Which lines run from the one containing "Transcribe the text in this document." to the end of the entries? Quote them exactly, and nothing else.

[BEGIN INPUT RECORDS]

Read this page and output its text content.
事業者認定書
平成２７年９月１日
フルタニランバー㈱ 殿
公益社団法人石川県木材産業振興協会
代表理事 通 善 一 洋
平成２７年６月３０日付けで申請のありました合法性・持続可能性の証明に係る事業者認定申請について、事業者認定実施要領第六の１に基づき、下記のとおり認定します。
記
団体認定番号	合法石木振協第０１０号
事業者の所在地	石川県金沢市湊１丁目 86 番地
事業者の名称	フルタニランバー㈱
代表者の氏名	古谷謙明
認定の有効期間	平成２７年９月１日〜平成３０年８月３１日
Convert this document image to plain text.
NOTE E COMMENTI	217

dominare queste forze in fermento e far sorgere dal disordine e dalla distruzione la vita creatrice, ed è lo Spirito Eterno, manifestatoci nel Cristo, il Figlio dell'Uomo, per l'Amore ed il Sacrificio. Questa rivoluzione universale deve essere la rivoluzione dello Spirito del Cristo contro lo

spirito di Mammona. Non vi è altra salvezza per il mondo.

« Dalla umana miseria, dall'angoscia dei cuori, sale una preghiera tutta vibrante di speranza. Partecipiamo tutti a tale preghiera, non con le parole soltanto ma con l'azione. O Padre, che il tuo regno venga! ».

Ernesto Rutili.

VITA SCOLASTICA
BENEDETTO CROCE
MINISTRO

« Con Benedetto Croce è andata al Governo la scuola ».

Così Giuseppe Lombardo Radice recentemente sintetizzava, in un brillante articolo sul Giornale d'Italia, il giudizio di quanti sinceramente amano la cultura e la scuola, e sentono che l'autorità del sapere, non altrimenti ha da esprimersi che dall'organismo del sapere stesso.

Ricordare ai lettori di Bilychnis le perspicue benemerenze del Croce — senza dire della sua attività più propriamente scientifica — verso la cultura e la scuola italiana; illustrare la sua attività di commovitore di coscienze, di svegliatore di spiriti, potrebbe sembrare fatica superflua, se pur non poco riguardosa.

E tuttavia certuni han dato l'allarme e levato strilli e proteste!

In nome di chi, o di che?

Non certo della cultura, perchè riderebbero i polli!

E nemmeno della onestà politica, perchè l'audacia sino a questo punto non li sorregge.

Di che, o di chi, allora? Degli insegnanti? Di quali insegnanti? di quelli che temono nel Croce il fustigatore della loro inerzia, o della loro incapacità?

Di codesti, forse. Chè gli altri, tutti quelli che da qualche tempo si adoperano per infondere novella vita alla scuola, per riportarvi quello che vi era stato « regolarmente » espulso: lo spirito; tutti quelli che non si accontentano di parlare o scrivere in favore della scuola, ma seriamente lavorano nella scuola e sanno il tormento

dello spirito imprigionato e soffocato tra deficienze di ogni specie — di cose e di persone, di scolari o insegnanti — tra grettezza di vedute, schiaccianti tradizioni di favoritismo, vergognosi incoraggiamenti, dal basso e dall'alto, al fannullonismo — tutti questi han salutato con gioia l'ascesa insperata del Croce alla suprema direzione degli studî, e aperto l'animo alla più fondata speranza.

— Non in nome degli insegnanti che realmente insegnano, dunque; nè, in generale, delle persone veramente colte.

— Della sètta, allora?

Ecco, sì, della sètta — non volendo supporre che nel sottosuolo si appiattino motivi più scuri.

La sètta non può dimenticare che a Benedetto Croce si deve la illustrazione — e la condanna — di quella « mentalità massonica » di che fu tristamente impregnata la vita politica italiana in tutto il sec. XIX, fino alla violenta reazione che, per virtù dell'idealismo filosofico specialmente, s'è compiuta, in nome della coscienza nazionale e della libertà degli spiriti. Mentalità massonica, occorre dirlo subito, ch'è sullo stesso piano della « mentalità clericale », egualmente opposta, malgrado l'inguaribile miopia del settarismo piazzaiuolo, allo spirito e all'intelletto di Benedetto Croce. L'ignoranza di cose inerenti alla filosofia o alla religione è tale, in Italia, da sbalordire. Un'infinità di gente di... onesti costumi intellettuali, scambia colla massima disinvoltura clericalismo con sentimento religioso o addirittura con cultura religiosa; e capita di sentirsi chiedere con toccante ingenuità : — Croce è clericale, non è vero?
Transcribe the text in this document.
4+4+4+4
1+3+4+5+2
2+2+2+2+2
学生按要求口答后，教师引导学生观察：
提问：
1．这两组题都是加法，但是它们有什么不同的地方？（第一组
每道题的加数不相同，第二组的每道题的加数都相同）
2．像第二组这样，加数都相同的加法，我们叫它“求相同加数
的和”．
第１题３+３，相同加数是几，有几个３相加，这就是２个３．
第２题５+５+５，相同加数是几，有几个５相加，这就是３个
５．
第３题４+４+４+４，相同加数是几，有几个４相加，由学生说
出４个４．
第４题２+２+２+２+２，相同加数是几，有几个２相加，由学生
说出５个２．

[END INPUT RECORDS]

*ANSWER*:
Transcribe the text in this document.
4+4+4+4
1+3+4+5+2
2+2+2+2+2
学生按要求口答后，教师引导学生观察：
提问：
1．这两组题都是加法，但是它们有什么不同的地方？（第一组
每道题的加数不相同，第二组的每道题的加数都相同）
2．像第二组这样，加数都相同的加法，我们叫它“求相同加数
的和”．
第１题３+３，相同加数是几，有几个３相加，这就是２个３．
第２题５+５+５，相同加数是几，有几个５相加，这就是３个
５．
第３题４+４+４+４，相同加数是几，有几个４相加，由学生说
出４个４．
第４题２+２+２+２+２，相同加数是几，有几个２相加，由学生
说出５个２．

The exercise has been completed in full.